#### [ACTIVITY]
Each line of the records that holds "Answer" should be shown in full.

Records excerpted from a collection
· · · ·
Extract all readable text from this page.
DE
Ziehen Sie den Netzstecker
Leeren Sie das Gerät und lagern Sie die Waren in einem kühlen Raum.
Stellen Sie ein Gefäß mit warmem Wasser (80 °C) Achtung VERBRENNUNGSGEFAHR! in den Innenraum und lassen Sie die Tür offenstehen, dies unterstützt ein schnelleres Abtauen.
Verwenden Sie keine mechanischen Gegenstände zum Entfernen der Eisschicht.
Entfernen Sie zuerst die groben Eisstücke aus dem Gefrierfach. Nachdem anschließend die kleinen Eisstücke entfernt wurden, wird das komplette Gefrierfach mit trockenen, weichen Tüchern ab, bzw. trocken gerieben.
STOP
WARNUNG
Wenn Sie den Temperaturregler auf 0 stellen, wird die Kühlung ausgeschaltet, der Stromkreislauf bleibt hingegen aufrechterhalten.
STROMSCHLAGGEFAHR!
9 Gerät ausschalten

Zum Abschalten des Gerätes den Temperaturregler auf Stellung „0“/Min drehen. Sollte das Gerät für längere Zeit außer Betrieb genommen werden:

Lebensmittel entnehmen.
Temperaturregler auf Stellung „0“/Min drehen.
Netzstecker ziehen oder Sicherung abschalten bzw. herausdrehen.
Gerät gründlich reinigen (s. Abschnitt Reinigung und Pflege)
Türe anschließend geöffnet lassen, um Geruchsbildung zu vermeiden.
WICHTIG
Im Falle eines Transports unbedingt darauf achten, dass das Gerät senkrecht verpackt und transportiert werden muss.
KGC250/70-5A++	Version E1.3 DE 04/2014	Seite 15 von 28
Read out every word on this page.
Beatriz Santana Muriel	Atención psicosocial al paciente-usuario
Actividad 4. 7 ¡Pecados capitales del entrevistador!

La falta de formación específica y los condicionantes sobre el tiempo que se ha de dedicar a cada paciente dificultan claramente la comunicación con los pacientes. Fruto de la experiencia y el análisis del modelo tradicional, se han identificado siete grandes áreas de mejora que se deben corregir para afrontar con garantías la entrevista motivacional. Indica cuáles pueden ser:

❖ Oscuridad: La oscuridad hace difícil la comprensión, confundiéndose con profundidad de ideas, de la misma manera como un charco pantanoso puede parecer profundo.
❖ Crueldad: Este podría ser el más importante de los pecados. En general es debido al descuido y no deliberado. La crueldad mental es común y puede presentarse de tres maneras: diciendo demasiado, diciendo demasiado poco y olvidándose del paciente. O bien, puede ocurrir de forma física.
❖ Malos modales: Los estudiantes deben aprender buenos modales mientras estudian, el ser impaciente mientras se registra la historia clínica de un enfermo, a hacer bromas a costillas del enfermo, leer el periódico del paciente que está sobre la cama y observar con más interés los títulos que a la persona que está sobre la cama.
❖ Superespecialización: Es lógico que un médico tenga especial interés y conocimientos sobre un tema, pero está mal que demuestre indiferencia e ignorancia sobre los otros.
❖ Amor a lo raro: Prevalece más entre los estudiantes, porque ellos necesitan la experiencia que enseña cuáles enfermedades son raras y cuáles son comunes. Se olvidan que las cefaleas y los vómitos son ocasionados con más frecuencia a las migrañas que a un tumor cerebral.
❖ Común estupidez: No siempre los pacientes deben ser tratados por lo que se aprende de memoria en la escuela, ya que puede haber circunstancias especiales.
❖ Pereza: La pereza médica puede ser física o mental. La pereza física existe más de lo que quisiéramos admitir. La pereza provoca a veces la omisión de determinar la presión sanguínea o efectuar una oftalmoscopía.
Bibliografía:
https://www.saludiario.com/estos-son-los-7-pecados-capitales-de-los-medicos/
· · · ·
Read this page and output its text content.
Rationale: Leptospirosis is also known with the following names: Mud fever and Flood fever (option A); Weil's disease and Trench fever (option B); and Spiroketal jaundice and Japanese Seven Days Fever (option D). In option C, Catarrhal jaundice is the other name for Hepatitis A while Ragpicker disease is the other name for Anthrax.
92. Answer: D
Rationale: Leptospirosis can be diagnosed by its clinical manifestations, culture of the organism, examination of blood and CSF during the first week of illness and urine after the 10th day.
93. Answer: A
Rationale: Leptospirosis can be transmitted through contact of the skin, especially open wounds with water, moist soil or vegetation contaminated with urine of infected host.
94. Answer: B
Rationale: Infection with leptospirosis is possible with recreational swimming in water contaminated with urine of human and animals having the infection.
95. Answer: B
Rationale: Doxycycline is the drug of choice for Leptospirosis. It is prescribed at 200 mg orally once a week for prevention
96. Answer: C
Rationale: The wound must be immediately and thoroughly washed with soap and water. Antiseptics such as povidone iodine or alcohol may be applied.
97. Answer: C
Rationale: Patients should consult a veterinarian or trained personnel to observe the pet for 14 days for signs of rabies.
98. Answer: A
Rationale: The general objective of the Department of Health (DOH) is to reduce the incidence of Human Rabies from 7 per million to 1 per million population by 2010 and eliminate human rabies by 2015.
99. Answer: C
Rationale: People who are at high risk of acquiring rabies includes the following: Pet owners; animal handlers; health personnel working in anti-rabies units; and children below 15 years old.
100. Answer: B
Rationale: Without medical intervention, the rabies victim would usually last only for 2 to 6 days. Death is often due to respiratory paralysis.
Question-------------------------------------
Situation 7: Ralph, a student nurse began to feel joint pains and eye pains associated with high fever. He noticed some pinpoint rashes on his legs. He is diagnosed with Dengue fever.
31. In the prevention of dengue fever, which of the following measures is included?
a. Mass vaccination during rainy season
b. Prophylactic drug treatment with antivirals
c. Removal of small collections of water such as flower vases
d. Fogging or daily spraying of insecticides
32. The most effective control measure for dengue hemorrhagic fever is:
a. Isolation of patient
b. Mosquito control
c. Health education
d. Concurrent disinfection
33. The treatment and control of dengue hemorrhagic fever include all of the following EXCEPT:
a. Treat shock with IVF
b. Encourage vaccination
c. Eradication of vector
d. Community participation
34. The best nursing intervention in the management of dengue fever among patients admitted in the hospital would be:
· · · ·
#### [TASK SOLUTION]
92. Answer: D
93. Answer: A
94. Answer: B
95. Answer: B
96. Answer: C
97. Answer: C
98. Answer: A
99. Answer: C
100. Answer: B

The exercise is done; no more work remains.